_Task data_:
(begin)

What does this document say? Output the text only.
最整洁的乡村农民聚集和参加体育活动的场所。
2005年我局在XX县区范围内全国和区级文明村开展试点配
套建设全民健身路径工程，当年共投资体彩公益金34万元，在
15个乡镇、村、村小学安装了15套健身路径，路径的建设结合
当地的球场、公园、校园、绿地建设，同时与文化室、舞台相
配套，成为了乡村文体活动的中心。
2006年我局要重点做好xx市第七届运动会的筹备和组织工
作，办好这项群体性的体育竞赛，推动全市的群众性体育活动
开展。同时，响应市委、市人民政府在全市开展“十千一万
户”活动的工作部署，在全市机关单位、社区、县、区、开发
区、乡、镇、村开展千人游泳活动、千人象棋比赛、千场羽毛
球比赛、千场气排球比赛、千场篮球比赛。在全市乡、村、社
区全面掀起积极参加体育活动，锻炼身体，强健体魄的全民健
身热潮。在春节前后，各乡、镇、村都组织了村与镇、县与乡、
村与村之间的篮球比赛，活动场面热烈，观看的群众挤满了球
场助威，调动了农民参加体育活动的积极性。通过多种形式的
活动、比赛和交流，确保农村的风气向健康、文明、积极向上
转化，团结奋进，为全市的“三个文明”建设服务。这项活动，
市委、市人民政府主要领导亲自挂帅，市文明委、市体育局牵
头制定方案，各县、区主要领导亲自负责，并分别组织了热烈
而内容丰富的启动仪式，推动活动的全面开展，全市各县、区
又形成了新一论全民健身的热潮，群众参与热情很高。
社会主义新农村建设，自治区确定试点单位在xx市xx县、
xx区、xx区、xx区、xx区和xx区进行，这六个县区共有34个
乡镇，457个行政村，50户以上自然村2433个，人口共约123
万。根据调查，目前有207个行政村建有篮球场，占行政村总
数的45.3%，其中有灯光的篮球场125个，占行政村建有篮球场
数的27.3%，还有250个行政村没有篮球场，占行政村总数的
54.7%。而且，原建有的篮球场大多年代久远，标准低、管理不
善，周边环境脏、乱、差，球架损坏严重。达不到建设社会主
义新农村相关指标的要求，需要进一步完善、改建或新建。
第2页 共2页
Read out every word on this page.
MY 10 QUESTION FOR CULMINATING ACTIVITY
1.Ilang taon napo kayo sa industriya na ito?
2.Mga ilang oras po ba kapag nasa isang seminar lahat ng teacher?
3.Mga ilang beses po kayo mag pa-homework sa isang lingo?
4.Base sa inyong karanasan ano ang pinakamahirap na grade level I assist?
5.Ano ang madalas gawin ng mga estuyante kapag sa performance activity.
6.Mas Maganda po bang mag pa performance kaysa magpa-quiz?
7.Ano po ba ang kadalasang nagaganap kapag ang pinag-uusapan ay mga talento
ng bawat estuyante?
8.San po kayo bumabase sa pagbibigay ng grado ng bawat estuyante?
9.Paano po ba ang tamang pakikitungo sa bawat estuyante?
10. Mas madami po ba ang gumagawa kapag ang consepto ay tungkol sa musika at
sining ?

(end)

_Work to complete_: Reproduce all of the entries word for word.

_Solved problem_:
What does this document say? Output the text only.
最整洁的乡村农民聚集和参加体育活动的场所。
2005年我局在XX县区范围内全国和区级文明村开展试点配
套建设全民健身路径工程，当年共投资体彩公益金34万元，在
15个乡镇、村、村小学安装了15套健身路径，路径的建设结合
当地的球场、公园、校园、绿地建设，同时与文化室、舞台相
配套，成为了乡村文体活动的中心。
2006年我局要重点做好xx市第七届运动会的筹备和组织工
作，办好这项群体性的体育竞赛，推动全市的群众性体育活动
开展。同时，响应市委、市人民政府在全市开展“十千一万
户”活动的工作部署，在全市机关单位、社区、县、区、开发
区、乡、镇、村开展千人游泳活动、千人象棋比赛、千场羽毛
球比赛、千场气排球比赛、千场篮球比赛。在全市乡、村、社
区全面掀起积极参加体育活动，锻炼身体，强健体魄的全民健
身热潮。在春节前后，各乡、镇、村都组织了村与镇、县与乡、
村与村之间的篮球比赛，活动场面热烈，观看的群众挤满了球
场助威，调动了农民参加体育活动的积极性。通过多种形式的
活动、比赛和交流，确保农村的风气向健康、文明、积极向上
转化，团结奋进，为全市的“三个文明”建设服务。这项活动，
市委、市人民政府主要领导亲自挂帅，市文明委、市体育局牵
头制定方案，各县、区主要领导亲自负责，并分别组织了热烈
而内容丰富的启动仪式，推动活动的全面开展，全市各县、区
又形成了新一论全民健身的热潮，群众参与热情很高。
社会主义新农村建设，自治区确定试点单位在xx市xx县、
xx区、xx区、xx区、xx区和xx区进行，这六个县区共有34个
乡镇，457个行政村，50户以上自然村2433个，人口共约123
万。根据调查，目前有207个行政村建有篮球场，占行政村总
数的45.3%，其中有灯光的篮球场125个，占行政村建有篮球场
数的27.3%，还有250个行政村没有篮球场，占行政村总数的
54.7%。而且，原建有的篮球场大多年代久远，标准低、管理不
善，周边环境脏、乱、差，球架损坏严重。达不到建设社会主
义新农村相关指标的要求，需要进一步完善、改建或新建。
第2页 共2页
Read out every word on this page.
MY 10 QUESTION FOR CULMINATING ACTIVITY
1.Ilang taon napo kayo sa industriya na ito?
2.Mga ilang oras po ba kapag nasa isang seminar lahat ng teacher?
3.Mga ilang beses po kayo mag pa-homework sa isang lingo?
4.Base sa inyong karanasan ano ang pinakamahirap na grade level I assist?
5.Ano ang madalas gawin ng mga estuyante kapag sa performance activity.
6.Mas Maganda po bang mag pa performance kaysa magpa-quiz?
7.Ano po ba ang kadalasang nagaganap kapag ang pinag-uusapan ay mga talento
ng bawat estuyante?
8.San po kayo bumabase sa pagbibigay ng grado ng bawat estuyante?
9.Paano po ba ang tamang pakikitungo sa bawat estuyante?
10. Mas madami po ba ang gumagawa kapag ang consepto ay tungkol sa musika at
sining ?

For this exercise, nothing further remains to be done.